Records for processing:
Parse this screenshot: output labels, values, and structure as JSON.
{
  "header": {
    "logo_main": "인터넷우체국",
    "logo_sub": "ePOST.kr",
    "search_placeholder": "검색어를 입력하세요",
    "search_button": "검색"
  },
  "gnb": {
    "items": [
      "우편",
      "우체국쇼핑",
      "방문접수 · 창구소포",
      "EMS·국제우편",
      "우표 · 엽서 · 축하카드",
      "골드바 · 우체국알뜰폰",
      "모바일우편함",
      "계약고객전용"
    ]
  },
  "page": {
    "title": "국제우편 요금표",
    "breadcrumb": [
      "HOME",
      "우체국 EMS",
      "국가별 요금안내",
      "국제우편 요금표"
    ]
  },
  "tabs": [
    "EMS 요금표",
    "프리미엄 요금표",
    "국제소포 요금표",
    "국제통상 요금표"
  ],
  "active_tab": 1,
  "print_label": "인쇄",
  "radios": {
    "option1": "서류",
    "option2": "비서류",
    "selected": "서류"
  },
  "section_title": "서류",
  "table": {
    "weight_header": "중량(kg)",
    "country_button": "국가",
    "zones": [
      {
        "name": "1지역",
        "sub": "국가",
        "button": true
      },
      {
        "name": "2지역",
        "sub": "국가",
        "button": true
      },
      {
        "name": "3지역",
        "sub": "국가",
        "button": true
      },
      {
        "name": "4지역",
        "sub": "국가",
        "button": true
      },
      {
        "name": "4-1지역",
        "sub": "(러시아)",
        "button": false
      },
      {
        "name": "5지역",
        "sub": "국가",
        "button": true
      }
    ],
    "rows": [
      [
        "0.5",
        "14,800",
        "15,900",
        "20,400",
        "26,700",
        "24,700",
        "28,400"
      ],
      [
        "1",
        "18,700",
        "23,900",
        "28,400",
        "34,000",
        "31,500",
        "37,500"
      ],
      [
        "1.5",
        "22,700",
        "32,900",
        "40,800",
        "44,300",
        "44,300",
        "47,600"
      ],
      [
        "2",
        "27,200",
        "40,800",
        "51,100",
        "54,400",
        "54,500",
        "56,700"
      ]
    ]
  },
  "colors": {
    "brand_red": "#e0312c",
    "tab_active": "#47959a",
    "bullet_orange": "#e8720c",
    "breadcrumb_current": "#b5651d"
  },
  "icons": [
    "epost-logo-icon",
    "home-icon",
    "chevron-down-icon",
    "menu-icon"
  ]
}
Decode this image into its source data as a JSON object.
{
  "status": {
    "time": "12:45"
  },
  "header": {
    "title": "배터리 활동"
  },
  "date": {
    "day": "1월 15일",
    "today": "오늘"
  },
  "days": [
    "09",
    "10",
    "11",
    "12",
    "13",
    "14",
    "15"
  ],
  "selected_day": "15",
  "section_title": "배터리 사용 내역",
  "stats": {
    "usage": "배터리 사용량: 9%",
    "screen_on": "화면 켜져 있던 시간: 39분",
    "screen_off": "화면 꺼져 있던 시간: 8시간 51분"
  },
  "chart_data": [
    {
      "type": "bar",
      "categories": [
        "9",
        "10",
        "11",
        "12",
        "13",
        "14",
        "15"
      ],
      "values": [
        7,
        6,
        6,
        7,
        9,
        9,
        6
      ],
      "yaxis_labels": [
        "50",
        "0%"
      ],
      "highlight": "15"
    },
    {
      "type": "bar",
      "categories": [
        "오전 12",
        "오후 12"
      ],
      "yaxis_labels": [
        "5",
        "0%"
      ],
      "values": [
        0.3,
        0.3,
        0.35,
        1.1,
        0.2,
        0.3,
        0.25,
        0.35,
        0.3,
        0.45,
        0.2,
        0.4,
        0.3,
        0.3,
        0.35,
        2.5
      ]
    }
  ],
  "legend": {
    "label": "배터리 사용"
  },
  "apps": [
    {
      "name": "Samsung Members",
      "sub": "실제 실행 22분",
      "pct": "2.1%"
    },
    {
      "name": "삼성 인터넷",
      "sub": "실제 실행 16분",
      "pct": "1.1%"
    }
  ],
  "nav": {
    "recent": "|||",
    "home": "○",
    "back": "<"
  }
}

---

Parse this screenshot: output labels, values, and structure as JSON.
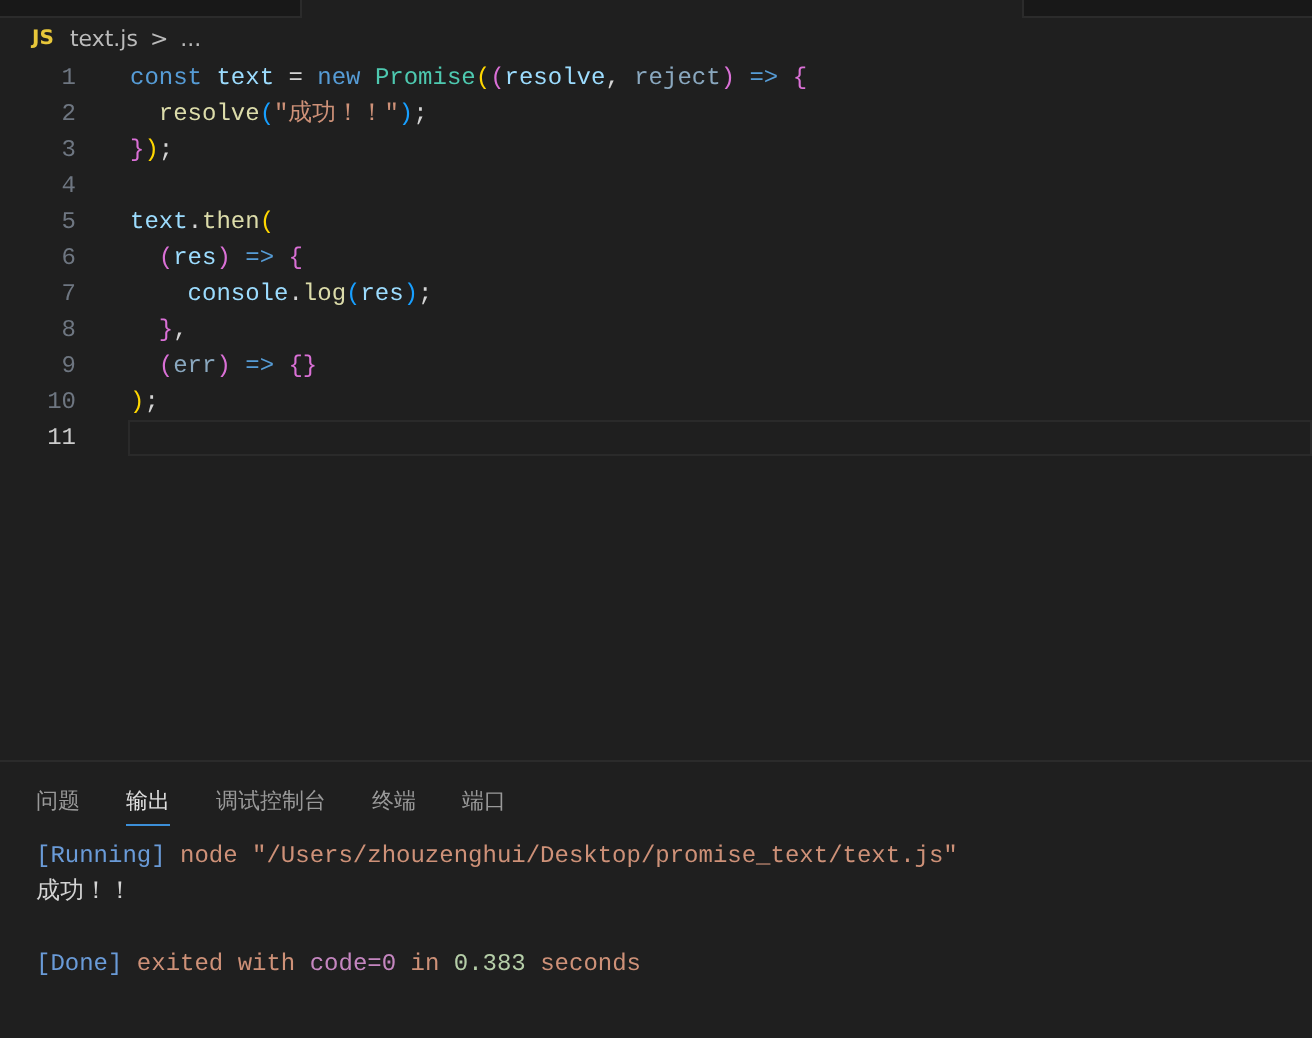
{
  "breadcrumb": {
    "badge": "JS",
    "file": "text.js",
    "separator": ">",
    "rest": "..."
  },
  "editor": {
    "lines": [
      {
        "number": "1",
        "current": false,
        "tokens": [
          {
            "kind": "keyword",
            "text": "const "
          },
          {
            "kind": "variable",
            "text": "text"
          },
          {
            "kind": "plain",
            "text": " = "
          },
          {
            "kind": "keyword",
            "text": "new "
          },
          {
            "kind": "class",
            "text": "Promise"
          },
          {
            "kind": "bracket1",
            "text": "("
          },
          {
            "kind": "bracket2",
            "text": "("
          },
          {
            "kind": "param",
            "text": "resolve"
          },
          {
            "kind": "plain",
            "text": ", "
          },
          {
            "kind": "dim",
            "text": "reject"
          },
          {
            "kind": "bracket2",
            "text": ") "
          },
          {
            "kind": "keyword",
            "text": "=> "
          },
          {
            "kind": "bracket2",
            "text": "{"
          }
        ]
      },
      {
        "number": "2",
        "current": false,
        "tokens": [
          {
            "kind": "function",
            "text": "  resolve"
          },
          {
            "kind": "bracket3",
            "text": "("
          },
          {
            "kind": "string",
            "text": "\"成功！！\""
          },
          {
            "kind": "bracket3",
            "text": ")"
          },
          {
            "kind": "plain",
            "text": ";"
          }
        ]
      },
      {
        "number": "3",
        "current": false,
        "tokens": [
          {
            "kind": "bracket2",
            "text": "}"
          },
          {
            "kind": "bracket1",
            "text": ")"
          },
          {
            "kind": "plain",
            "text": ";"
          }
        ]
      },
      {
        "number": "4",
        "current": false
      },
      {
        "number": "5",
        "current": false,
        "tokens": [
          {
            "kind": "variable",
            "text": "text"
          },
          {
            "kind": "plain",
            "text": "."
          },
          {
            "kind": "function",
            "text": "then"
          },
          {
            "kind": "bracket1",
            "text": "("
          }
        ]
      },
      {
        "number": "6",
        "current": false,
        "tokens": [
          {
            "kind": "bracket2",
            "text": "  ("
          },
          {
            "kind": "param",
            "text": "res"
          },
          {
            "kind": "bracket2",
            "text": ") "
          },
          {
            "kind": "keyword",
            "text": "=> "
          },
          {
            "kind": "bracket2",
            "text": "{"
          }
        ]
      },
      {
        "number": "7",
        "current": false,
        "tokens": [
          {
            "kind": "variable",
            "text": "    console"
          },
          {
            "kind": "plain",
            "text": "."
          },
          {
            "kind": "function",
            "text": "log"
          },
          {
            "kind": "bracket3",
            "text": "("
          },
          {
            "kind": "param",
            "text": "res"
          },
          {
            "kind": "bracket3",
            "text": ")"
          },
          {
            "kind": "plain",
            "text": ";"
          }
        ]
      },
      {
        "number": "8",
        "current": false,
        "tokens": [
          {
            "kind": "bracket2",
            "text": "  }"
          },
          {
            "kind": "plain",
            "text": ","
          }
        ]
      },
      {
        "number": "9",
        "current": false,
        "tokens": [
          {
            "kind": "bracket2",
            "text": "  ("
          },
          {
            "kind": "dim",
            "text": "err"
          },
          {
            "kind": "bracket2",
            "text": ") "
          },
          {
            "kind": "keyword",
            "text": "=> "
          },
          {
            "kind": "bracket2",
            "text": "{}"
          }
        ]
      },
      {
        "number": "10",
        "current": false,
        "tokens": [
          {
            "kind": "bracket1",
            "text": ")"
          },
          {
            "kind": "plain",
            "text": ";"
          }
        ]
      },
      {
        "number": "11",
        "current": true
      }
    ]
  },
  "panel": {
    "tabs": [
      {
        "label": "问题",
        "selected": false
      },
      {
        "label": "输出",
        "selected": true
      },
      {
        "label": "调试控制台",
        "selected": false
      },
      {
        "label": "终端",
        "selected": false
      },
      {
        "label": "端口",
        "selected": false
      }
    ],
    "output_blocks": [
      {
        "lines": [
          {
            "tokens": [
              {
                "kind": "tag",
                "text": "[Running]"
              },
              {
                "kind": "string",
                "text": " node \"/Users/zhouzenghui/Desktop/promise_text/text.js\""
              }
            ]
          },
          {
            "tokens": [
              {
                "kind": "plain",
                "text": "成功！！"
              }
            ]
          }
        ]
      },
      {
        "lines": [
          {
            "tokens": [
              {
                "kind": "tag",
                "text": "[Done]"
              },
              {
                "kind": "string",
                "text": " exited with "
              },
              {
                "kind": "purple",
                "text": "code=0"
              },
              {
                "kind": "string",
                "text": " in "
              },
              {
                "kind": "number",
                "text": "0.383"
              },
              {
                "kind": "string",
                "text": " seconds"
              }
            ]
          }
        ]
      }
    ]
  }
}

What you will do:
Only the number is wanted: how many lines contain the string "name"?

Response:
8